— TASK PROMPT —
Reproduce all the material exactly, minus any pictures it holds.
** START DATA FOR PROCESSING **
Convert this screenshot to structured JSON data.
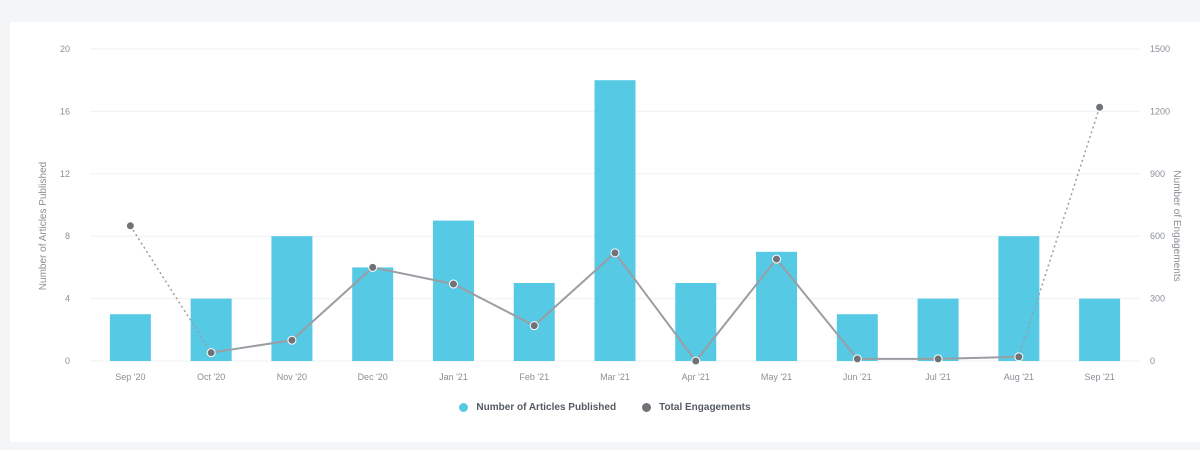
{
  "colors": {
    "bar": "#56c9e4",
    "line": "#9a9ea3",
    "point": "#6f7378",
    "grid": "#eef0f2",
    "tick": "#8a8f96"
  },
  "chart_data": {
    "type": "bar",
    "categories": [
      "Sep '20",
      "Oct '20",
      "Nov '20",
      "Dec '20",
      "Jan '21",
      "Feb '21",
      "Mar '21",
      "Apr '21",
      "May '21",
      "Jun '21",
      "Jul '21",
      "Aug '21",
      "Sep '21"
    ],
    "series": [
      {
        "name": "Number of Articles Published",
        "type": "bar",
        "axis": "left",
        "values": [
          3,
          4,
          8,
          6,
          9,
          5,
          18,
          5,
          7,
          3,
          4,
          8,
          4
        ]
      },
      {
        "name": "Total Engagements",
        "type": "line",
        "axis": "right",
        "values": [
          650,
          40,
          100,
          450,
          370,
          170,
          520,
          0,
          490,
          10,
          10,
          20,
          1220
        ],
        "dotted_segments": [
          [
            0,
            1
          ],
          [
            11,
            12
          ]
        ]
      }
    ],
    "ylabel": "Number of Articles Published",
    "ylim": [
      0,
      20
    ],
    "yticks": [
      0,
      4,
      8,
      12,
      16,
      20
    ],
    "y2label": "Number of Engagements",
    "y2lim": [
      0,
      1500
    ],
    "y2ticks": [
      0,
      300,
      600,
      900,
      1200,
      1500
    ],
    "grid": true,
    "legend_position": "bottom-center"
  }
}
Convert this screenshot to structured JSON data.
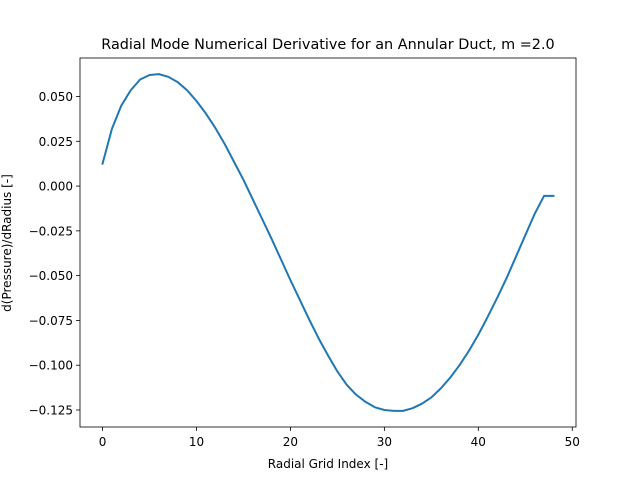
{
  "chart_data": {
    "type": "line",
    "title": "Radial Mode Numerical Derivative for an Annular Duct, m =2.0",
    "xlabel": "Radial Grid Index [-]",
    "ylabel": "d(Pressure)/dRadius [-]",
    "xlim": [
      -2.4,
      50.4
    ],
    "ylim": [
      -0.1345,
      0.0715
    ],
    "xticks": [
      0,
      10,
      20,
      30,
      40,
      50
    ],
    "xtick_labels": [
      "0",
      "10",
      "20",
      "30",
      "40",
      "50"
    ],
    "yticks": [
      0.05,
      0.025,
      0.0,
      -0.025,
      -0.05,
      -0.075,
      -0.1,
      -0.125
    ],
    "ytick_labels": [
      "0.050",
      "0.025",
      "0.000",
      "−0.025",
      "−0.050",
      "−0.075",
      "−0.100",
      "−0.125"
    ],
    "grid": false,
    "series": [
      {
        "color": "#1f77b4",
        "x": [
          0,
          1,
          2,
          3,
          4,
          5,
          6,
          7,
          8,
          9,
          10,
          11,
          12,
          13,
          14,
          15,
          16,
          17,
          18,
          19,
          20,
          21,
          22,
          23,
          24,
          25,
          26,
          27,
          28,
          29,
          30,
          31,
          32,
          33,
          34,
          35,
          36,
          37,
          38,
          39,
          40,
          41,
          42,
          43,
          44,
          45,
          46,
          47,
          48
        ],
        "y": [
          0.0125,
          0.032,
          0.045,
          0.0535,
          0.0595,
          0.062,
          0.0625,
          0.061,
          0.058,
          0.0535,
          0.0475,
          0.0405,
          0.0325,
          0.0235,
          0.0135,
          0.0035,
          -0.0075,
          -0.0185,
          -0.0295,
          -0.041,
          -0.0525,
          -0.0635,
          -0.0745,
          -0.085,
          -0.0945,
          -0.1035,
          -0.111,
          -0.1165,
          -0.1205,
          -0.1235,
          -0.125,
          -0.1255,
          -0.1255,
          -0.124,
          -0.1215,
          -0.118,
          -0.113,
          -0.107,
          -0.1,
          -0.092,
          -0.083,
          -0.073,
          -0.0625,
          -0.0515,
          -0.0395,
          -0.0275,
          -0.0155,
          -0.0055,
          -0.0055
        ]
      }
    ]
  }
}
** END DATA FOR PROCESSING **
— FINISHED EXERCISE —
Convert this screenshot to structured JSON data.
{
  "colors": {
    "bar": "#56c9e4",
    "line": "#9a9ea3",
    "point": "#6f7378",
    "grid": "#eef0f2",
    "tick": "#8a8f96"
  },
  "chart_data": {
    "type": "bar",
    "categories": [
      "Sep '20",
      "Oct '20",
      "Nov '20",
      "Dec '20",
      "Jan '21",
      "Feb '21",
      "Mar '21",
      "Apr '21",
      "May '21",
      "Jun '21",
      "Jul '21",
      "Aug '21",
      "Sep '21"
    ],
    "series": [
      {
        "name": "Number of Articles Published",
        "type": "bar",
        "axis": "left",
        "values": [
          3,
          4,
          8,
          6,
          9,
          5,
          18,
          5,
          7,
          3,
          4,
          8,
          4
        ]
      },
      {
        "name": "Total Engagements",
        "type": "line",
        "axis": "right",
        "values": [
          650,
          40,
          100,
          450,
          370,
          170,
          520,
          0,
          490,
          10,
          10,
          20,
          1220
        ],
        "dotted_segments": [
          [
            0,
            1
          ],
          [
            11,
            12
          ]
        ]
      }
    ],
    "ylabel": "Number of Articles Published",
    "ylim": [
      0,
      20
    ],
    "yticks": [
      0,
      4,
      8,
      12,
      16,
      20
    ],
    "y2label": "Number of Engagements",
    "y2lim": [
      0,
      1500
    ],
    "y2ticks": [
      0,
      300,
      600,
      900,
      1200,
      1500
    ],
    "grid": true,
    "legend_position": "bottom-center"
  }
}
Convert this screenshot to structured JSON data.
{
  "chart_data": {
    "type": "line",
    "title": "Radial Mode Numerical Derivative for an Annular Duct, m =2.0",
    "xlabel": "Radial Grid Index [-]",
    "ylabel": "d(Pressure)/dRadius [-]",
    "xlim": [
      -2.4,
      50.4
    ],
    "ylim": [
      -0.1345,
      0.0715
    ],
    "xticks": [
      0,
      10,
      20,
      30,
      40,
      50
    ],
    "xtick_labels": [
      "0",
      "10",
      "20",
      "30",
      "40",
      "50"
    ],
    "yticks": [
      0.05,
      0.025,
      0.0,
      -0.025,
      -0.05,
      -0.075,
      -0.1,
      -0.125
    ],
    "ytick_labels": [
      "0.050",
      "0.025",
      "0.000",
      "−0.025",
      "−0.050",
      "−0.075",
      "−0.100",
      "−0.125"
    ],
    "grid": false,
    "series": [
      {
        "color": "#1f77b4",
        "x": [
          0,
          1,
          2,
          3,
          4,
          5,
          6,
          7,
          8,
          9,
          10,
          11,
          12,
          13,
          14,
          15,
          16,
          17,
          18,
          19,
          20,
          21,
          22,
          23,
          24,
          25,
          26,
          27,
          28,
          29,
          30,
          31,
          32,
          33,
          34,
          35,
          36,
          37,
          38,
          39,
          40,
          41,
          42,
          43,
          44,
          45,
          46,
          47,
          48
        ],
        "y": [
          0.0125,
          0.032,
          0.045,
          0.0535,
          0.0595,
          0.062,
          0.0625,
          0.061,
          0.058,
          0.0535,
          0.0475,
          0.0405,
          0.0325,
          0.0235,
          0.0135,
          0.0035,
          -0.0075,
          -0.0185,
          -0.0295,
          -0.041,
          -0.0525,
          -0.0635,
          -0.0745,
          -0.085,
          -0.0945,
          -0.1035,
          -0.111,
          -0.1165,
          -0.1205,
          -0.1235,
          -0.125,
          -0.1255,
          -0.1255,
          -0.124,
          -0.1215,
          -0.118,
          -0.113,
          -0.107,
          -0.1,
          -0.092,
          -0.083,
          -0.073,
          -0.0625,
          -0.0515,
          -0.0395,
          -0.0275,
          -0.0155,
          -0.0055,
          -0.0055
        ]
      }
    ]
  }
}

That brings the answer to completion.